__Task to carry out__. Copy each line of the records that contains the word "name".

====

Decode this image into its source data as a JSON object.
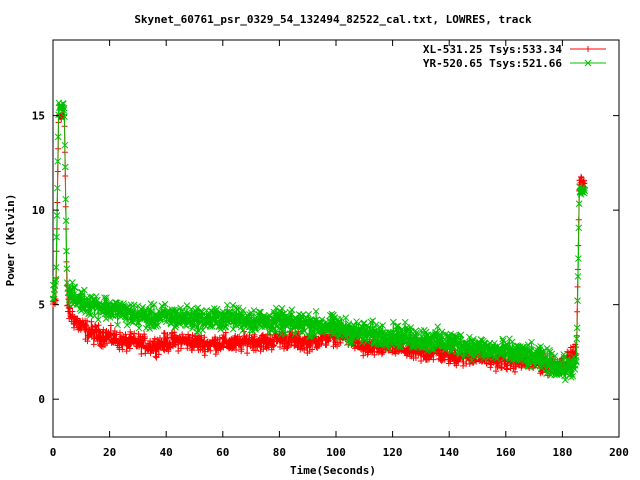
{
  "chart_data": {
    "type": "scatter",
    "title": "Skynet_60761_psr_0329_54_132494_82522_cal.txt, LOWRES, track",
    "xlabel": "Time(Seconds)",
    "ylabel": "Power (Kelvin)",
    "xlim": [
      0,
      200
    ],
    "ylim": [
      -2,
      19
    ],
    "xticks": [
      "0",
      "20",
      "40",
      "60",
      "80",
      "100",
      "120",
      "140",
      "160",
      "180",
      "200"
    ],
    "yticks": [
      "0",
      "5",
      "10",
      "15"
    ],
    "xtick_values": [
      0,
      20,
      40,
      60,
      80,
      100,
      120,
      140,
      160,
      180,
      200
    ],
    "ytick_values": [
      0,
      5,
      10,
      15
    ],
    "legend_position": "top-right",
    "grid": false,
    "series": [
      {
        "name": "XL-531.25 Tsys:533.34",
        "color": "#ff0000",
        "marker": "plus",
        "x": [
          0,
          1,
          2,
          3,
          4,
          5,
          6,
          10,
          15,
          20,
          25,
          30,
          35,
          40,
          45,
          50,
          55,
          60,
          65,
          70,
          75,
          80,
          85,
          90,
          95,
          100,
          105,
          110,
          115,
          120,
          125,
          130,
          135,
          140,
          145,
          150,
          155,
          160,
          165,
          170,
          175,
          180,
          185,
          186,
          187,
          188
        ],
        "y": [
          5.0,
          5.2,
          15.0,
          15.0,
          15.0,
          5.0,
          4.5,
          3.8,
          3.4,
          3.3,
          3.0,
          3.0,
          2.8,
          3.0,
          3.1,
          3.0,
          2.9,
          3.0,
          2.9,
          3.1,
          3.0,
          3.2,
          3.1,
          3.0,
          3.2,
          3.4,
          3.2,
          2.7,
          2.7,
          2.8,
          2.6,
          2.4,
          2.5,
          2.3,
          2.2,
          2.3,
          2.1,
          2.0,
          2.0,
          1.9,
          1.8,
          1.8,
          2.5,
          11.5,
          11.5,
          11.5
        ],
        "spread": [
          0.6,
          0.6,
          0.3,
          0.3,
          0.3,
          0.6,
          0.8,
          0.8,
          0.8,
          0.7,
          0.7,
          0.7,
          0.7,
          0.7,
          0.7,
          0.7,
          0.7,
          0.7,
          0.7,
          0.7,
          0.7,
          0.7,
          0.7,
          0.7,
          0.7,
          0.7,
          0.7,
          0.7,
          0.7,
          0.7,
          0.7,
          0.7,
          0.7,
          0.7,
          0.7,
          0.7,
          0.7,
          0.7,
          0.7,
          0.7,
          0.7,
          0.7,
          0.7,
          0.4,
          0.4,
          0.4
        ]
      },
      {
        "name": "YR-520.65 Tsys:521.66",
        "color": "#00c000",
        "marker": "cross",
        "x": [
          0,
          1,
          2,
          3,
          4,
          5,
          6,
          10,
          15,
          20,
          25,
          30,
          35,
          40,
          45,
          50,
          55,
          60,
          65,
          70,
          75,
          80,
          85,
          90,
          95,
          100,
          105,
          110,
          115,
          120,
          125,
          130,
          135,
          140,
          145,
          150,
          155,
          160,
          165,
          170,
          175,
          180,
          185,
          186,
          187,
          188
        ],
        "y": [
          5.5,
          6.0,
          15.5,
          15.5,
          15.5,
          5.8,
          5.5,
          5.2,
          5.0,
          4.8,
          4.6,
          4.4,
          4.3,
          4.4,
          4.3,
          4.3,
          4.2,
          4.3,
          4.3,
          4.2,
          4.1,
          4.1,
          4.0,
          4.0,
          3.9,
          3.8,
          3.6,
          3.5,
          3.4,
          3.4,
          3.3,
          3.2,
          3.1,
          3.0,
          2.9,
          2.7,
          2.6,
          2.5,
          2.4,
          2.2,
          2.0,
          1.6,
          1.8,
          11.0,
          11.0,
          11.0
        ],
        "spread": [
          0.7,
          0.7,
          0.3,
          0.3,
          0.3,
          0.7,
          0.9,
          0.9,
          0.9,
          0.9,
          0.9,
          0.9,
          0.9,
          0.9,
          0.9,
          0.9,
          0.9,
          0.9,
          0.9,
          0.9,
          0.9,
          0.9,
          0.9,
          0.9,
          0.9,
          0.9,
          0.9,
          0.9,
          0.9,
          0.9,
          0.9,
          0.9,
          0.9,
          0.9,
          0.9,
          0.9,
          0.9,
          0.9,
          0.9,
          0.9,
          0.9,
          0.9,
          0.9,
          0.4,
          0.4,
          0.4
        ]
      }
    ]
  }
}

====

__Completed exercise__.
        "name": "XL-531.25 Tsys:533.34",
        "name": "YR-520.65 Tsys:521.66",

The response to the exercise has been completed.